_Exercise description_
From the listing that follows, output everything exactly except the pictures.
— start of Records for processing —
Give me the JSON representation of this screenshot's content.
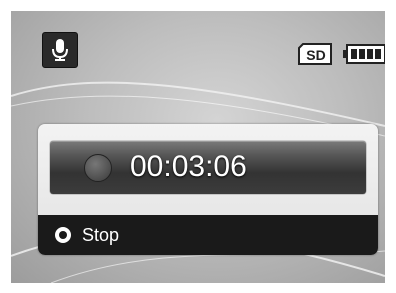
{
  "status_bar": {
    "mode_icon": "microphone-icon",
    "storage_label": "SD",
    "battery_level": 1.0
  },
  "recording": {
    "elapsed_time": "00:03:06",
    "status_icon": "record-dot-icon"
  },
  "footer": {
    "button_icon": "ok-button-icon",
    "action_label": "Stop"
  }
}
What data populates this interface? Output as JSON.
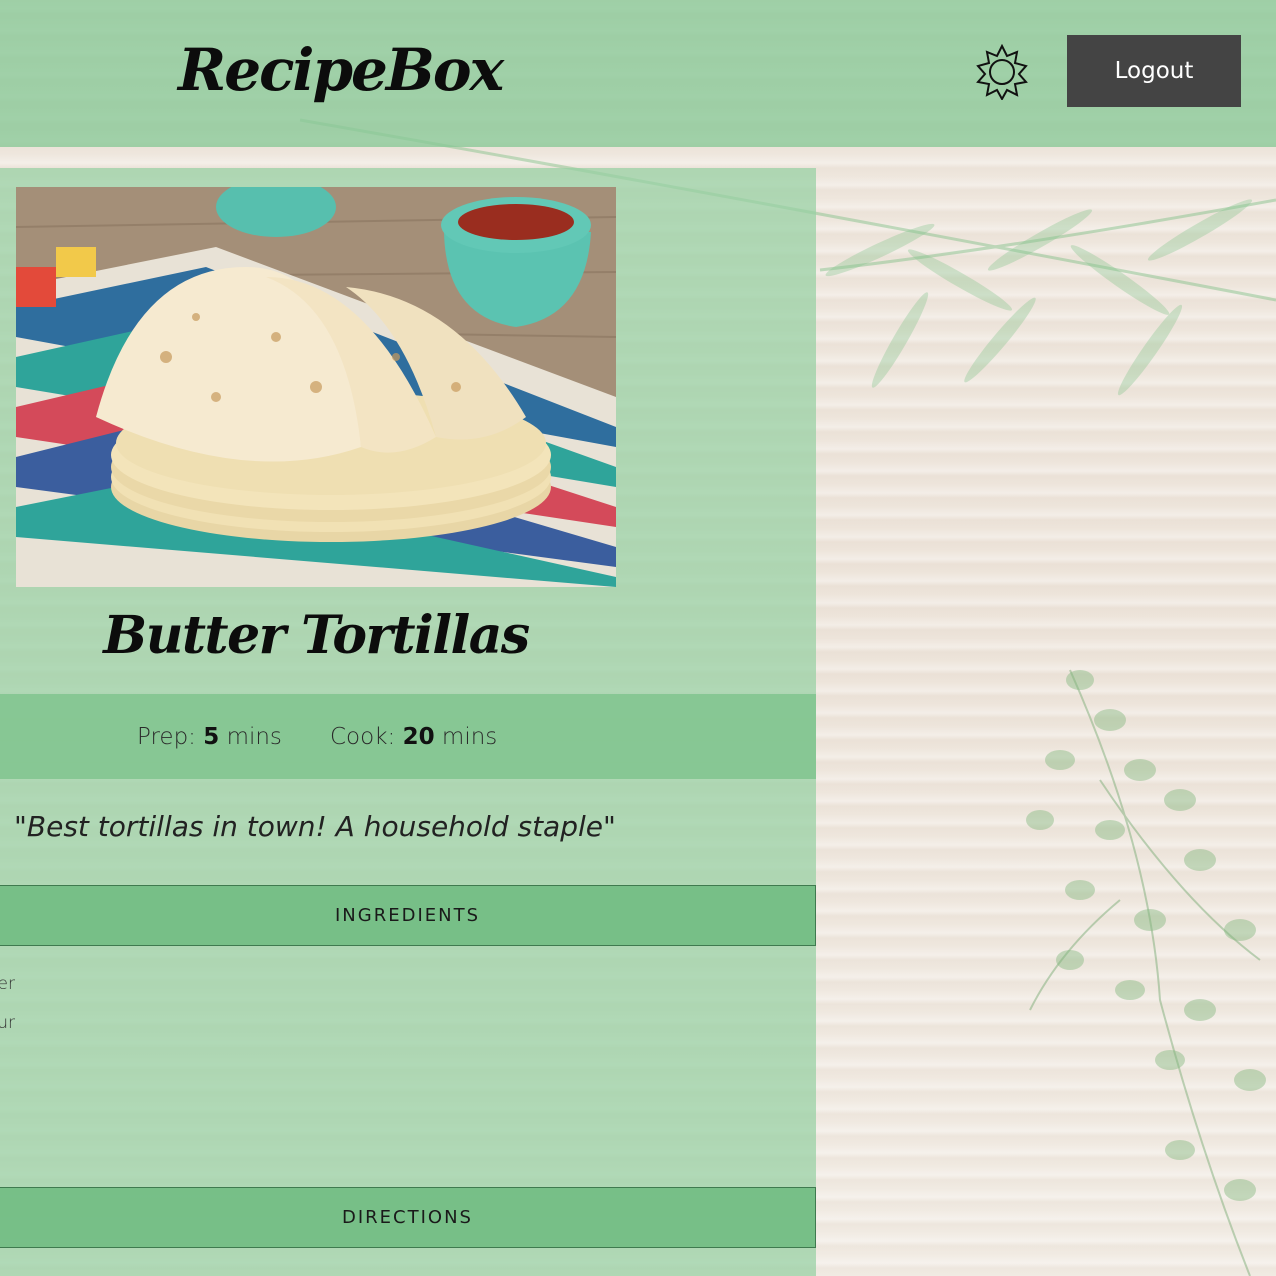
{
  "header": {
    "brand": "RecipeBox",
    "theme_toggle_icon": "sun-icon",
    "logout_label": "Logout"
  },
  "recipe": {
    "title": "Butter Tortillas",
    "photo_icon": "tortilla-photo",
    "prep_label": "Prep:",
    "prep_value": "5",
    "prep_unit": "mins",
    "cook_label": "Cook:",
    "cook_value": "20",
    "cook_unit": "mins",
    "quote": "\"Best tortillas in town! A household staple\""
  },
  "sections": {
    "ingredients_label": "INGREDIENTS",
    "directions_label": "DIRECTIONS"
  },
  "ingredients": [
    "er",
    "ur"
  ],
  "colors": {
    "header_bg": "#88c896",
    "card_bg": "#96d0a2",
    "section_bar": "#74be85",
    "logout_bg": "#444444"
  }
}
— end of Records for processing —
_Answer in full_
Give me the JSON representation of this screenshot's content.
{
  "status_bar": {
    "mode_icon": "microphone-icon",
    "storage_label": "SD",
    "battery_level": 1.0
  },
  "recording": {
    "elapsed_time": "00:03:06",
    "status_icon": "record-dot-icon"
  },
  "footer": {
    "button_icon": "ok-button-icon",
    "action_label": "Stop"
  }
}
What data populates this interface? Output as JSON.
{
  "header": {
    "brand": "RecipeBox",
    "theme_toggle_icon": "sun-icon",
    "logout_label": "Logout"
  },
  "recipe": {
    "title": "Butter Tortillas",
    "photo_icon": "tortilla-photo",
    "prep_label": "Prep:",
    "prep_value": "5",
    "prep_unit": "mins",
    "cook_label": "Cook:",
    "cook_value": "20",
    "cook_unit": "mins",
    "quote": "\"Best tortillas in town! A household staple\""
  },
  "sections": {
    "ingredients_label": "INGREDIENTS",
    "directions_label": "DIRECTIONS"
  },
  "ingredients": [
    "er",
    "ur"
  ],
  "colors": {
    "header_bg": "#88c896",
    "card_bg": "#96d0a2",
    "section_bar": "#74be85",
    "logout_bg": "#444444"
  }
}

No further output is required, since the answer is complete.